▸ **EXERCISE DETAILS**:
In the data below, find every line with the word "Proxy" and copy it.

((

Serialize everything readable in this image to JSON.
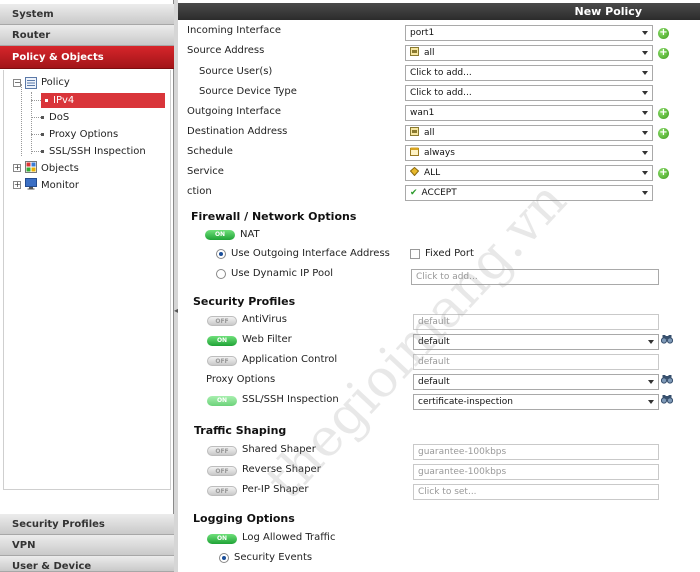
{
  "sidebar": {
    "top_nav": [
      "System",
      "Router",
      "Policy & Objects"
    ],
    "bottom_nav": [
      "Security Profiles",
      "VPN",
      "User & Device"
    ],
    "tree": {
      "policy": "Policy",
      "ipv4": "IPv4",
      "dos": "DoS",
      "proxy_options": "Proxy Options",
      "ssl_ssh": "SSL/SSH Inspection",
      "objects": "Objects",
      "monitor": "Monitor"
    }
  },
  "page_title": "New Policy",
  "form": {
    "incoming_interface": {
      "label": "Incoming Interface",
      "value": "port1"
    },
    "source_address": {
      "label": "Source Address",
      "value": "all"
    },
    "source_users": {
      "label": "Source User(s)",
      "value": "Click to add..."
    },
    "source_device_type": {
      "label": "Source Device Type",
      "value": "Click to add..."
    },
    "outgoing_interface": {
      "label": "Outgoing Interface",
      "value": "wan1"
    },
    "destination_address": {
      "label": "Destination Address",
      "value": "all"
    },
    "schedule": {
      "label": "Schedule",
      "value": "always"
    },
    "service": {
      "label": "Service",
      "value": "ALL"
    },
    "action": {
      "label": "ction",
      "value": "ACCEPT"
    }
  },
  "firewall": {
    "heading": "Firewall / Network Options",
    "nat_label": "NAT",
    "nat_toggle": "ON",
    "use_outgoing": "Use Outgoing Interface Address",
    "fixed_port": "Fixed Port",
    "use_dynamic_pool": "Use Dynamic IP Pool",
    "pool_placeholder": "Click to add..."
  },
  "security_profiles": {
    "heading": "Security Profiles",
    "rows": [
      {
        "label": "AntiVirus",
        "toggle": "OFF",
        "value": "default"
      },
      {
        "label": "Web Filter",
        "toggle": "ON",
        "value": "default"
      },
      {
        "label": "Application Control",
        "toggle": "OFF",
        "value": "default"
      },
      {
        "label": "Proxy Options",
        "toggle": "",
        "value": "default"
      },
      {
        "label": "SSL/SSH Inspection",
        "toggle": "ON",
        "value": "certificate-inspection"
      }
    ]
  },
  "traffic_shaping": {
    "heading": "Traffic Shaping",
    "rows": [
      {
        "label": "Shared Shaper",
        "toggle": "OFF",
        "value": "guarantee-100kbps"
      },
      {
        "label": "Reverse Shaper",
        "toggle": "OFF",
        "value": "guarantee-100kbps"
      },
      {
        "label": "Per-IP Shaper",
        "toggle": "OFF",
        "value": "Click to set..."
      }
    ]
  },
  "logging": {
    "heading": "Logging Options",
    "log_toggle": "ON",
    "log_allowed": "Log Allowed Traffic",
    "security_events": "Security Events"
  },
  "watermark": "thegioimang.vn",
  "colors": {
    "accent_red": "#c8191e",
    "toggle_green": "#2fb445",
    "title_bar": "#333333"
  }
}
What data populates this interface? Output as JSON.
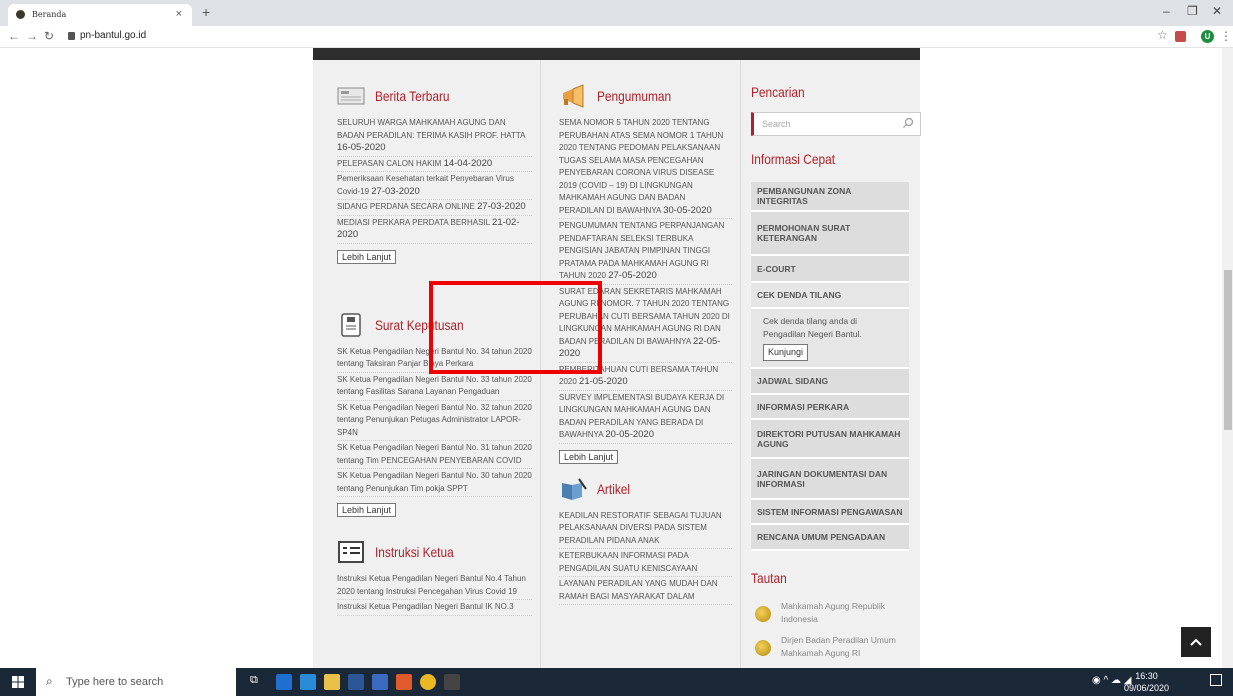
{
  "browser": {
    "tab_title": "Beranda",
    "tab_close": "×",
    "new_tab": "+",
    "url": "pn-bantul.go.id",
    "profile_initial": "U"
  },
  "berita": {
    "title": "Berita Terbaru",
    "items": [
      {
        "text": "SELURUH WARGA MAHKAMAH AGUNG DAN BADAN PERADILAN: TERIMA KASIH PROF. HATTA",
        "date": "16-05-2020"
      },
      {
        "text": "PELEPASAN CALON HAKIM",
        "date": "14-04-2020"
      },
      {
        "text": "Pemeriksaan Kesehatan terkait Penyebaran Virus Covid-19",
        "date": "27-03-2020"
      },
      {
        "text": "SIDANG PERDANA SECARA ONLINE",
        "date": "27-03-2020"
      },
      {
        "text": "MEDIASI PERKARA PERDATA BERHASIL",
        "date": "21-02-2020"
      }
    ],
    "more": "Lebih Lanjut"
  },
  "surat": {
    "title": "Surat Keputusan",
    "items": [
      "SK Ketua Pengadilan Negeri Bantul No. 34 tahun 2020 tentang Taksiran Panjar Biaya Perkara",
      "SK Ketua Pengadilan Negeri Bantul No. 33 tahun 2020 tentang Fasilitas Sarana Layanan Pengaduan",
      "SK Ketua Pengadilan Negeri Bantul No. 32 tahun 2020 tentang Penunjukan Petugas Administrator LAPOR-SP4N",
      "SK Ketua Pengadilan Negeri Bantul No. 31 tahun 2020 tentang Tim PENCEGAHAN PENYEBARAN COVID",
      "SK Ketua Pengadilan Negeri Bantul No. 30 tahun 2020 tentang Penunjukan Tim pokja SPPT"
    ],
    "more": "Lebih Lanjut"
  },
  "instruksi": {
    "title": "Instruksi Ketua",
    "items": [
      "Instruksi Ketua Pengadilan Negeri Bantul No.4 Tahun 2020 tentang Instruksi Pencegahan Virus Covid 19",
      "Instruksi Ketua Pengadilan Negeri Bantul IK NO.3"
    ]
  },
  "pengumuman": {
    "title": "Pengumuman",
    "items": [
      {
        "text": "SEMA NOMOR 5 TAHUN 2020 TENTANG PERUBAHAN ATAS SEMA NOMOR 1 TAHUN 2020 TENTANG PEDOMAN PELAKSANAAN TUGAS SELAMA MASA PENCEGAHAN PENYEBARAN CORONA VIRUS DISEASE 2019 (COVID – 19) DI LINGKUNGAN MAHKAMAH AGUNG DAN BADAN PERADILAN DI BAWAHNYA",
        "date": "30-05-2020"
      },
      {
        "text": "PENGUMUMAN TENTANG PERPANJANGAN PENDAFTARAN SELEKSI TERBUKA PENGISIAN JABATAN PIMPINAN TINGGI PRATAMA PADA MAHKAMAH AGUNG RI TAHUN 2020",
        "date": "27-05-2020"
      },
      {
        "text": "SURAT EDARAN SEKRETARIS MAHKAMAH AGUNG RI NOMOR. 7 TAHUN 2020 TENTANG PERUBAHAN CUTI BERSAMA TAHUN 2020 DI LINGKUNGAN MAHKAMAH AGUNG RI DAN BADAN PERADILAN DI BAWAHNYA",
        "date": "22-05-2020"
      },
      {
        "text": "PEMBERITAHUAN CUTI BERSAMA TAHUN 2020",
        "date": "21-05-2020"
      },
      {
        "text": "SURVEY IMPLEMENTASI BUDAYA KERJA DI LINGKUNGAN MAHKAMAH AGUNG DAN BADAN PERADILAN YANG BERADA DI BAWAHNYA",
        "date": "20-05-2020"
      }
    ],
    "more": "Lebih Lanjut"
  },
  "artikel": {
    "title": "Artikel",
    "items": [
      "KEADILAN RESTORATIF SEBAGAI TUJUAN PELAKSANAAN DIVERSI PADA SISTEM PERADILAN PIDANA ANAK",
      "KETERBUKAAN INFORMASI PADA PENGADILAN SUATU KENISCAYAAN",
      "LAYANAN PERADILAN YANG MUDAH DAN RAMAH BAGI MASYARAKAT DALAM"
    ]
  },
  "sidebar": {
    "pencarian_title": "Pencarian",
    "search_placeholder": "Search",
    "info_title": "Informasi Cepat",
    "info_items": [
      "PEMBANGUNAN ZONA INTEGRITAS",
      "PERMOHONAN SURAT KETERANGAN",
      "E-COURT",
      "CEK DENDA TILANG",
      "JADWAL SIDANG",
      "INFORMASI PERKARA",
      "DIREKTORI PUTUSAN MAHKAMAH AGUNG",
      "JARINGAN DOKUMENTASI DAN INFORMASI",
      "SISTEM INFORMASI PENGAWASAN",
      "RENCANA UMUM PENGADAAN"
    ],
    "tilang_text": "Cek denda tilang anda di Pengadilan Negeri Bantul.",
    "tilang_button": "Kunjungi",
    "tautan_title": "Tautan",
    "tautan_items": [
      "Mahkamah Agung Republik Indonesia",
      "Dirjen Badan Peradilan Umum Mahkamah Agung RI"
    ]
  },
  "taskbar": {
    "search_placeholder": "Type here to search",
    "time": "16:30",
    "date": "09/06/2020"
  },
  "colors": {
    "accent": "#b3202a",
    "highlight_box": "#ee0000"
  }
}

))

▸ **SOLUTION TO THE EXERCISE**:
      "proxy_options": "Proxy Options",
        "label": "Proxy Options",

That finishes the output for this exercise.